(Stored records)
☆ ☆ ☆ ☆ ☆ ☆ ☆

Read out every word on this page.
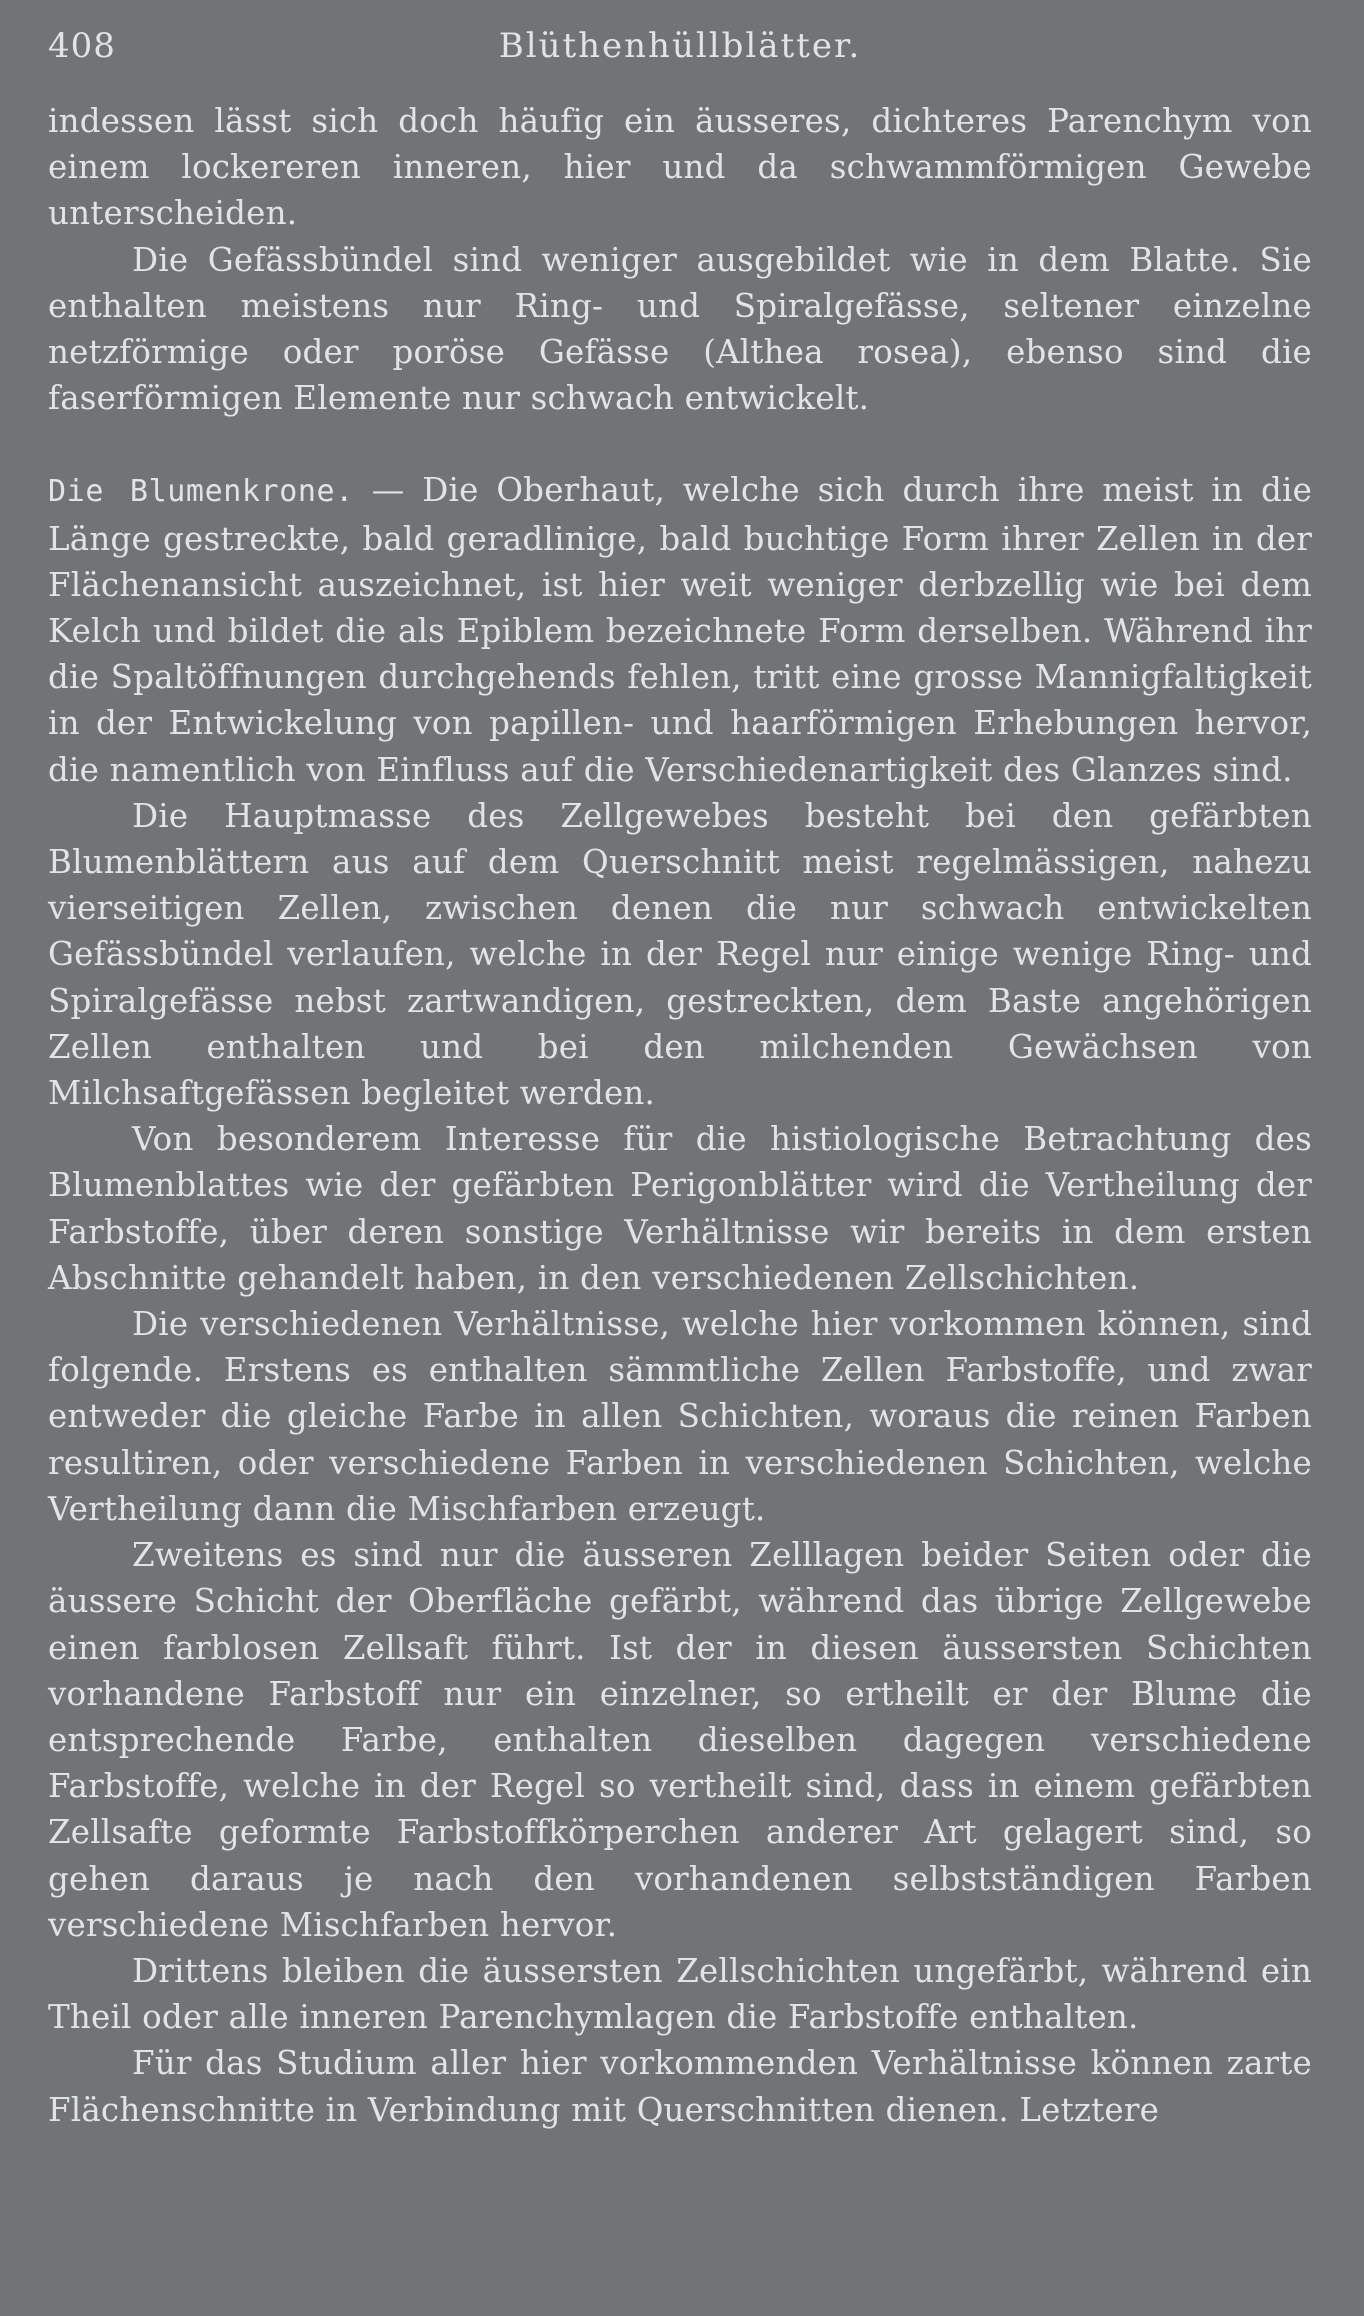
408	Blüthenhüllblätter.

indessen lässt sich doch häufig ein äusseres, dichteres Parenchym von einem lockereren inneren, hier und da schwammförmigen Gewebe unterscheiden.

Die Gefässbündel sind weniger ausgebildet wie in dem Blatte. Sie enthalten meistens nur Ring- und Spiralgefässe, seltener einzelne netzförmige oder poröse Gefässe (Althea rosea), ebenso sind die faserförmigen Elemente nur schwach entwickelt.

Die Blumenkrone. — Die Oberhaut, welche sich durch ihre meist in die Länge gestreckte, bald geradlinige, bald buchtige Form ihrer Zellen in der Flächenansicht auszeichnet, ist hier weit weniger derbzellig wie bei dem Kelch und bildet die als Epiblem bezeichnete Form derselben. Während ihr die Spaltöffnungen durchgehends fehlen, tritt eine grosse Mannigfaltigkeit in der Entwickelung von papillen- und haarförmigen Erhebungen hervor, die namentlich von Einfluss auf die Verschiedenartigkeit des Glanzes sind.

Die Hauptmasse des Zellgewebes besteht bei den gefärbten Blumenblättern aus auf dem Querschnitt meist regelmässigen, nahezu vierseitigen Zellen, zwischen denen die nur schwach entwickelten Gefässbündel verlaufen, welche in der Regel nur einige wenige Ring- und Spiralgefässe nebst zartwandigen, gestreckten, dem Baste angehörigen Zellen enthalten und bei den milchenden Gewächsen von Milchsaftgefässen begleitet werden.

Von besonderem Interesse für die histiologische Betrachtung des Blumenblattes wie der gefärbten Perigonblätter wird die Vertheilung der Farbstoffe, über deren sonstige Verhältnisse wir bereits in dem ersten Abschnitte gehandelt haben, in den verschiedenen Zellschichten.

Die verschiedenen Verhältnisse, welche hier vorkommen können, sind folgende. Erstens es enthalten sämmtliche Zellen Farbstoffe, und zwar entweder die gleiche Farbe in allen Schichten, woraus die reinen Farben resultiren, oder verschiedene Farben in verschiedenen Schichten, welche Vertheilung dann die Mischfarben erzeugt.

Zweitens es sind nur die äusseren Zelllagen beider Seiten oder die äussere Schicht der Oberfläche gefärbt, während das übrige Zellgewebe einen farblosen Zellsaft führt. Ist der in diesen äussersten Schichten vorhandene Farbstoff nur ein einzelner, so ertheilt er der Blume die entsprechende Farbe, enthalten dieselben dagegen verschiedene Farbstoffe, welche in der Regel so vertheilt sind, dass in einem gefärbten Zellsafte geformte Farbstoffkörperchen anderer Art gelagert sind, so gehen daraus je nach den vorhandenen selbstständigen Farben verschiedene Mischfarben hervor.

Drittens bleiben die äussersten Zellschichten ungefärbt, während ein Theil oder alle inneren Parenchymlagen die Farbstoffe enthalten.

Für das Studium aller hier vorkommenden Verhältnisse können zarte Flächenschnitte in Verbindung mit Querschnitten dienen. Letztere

☆ ☆ ☆ ☆ ☆ ☆ ☆

WHAT TO WORK ON: From the entries, copy out each line containing the word "können".

REPLY TO THE TASK:
Die verschiedenen Verhältnisse, welche hier vorkommen können, sind folgende. Erstens es enthalten sämmtliche Zellen Farbstoffe, und zwar entweder die gleiche Farbe in allen Schichten, woraus die reinen Farben resultiren, oder verschiedene Farben in verschiedenen Schichten, welche Vertheilung dann die Mischfarben erzeugt.
Für das Studium aller hier vorkommenden Verhältnisse können zarte Flächenschnitte in Verbindung mit Querschnitten dienen. Letztere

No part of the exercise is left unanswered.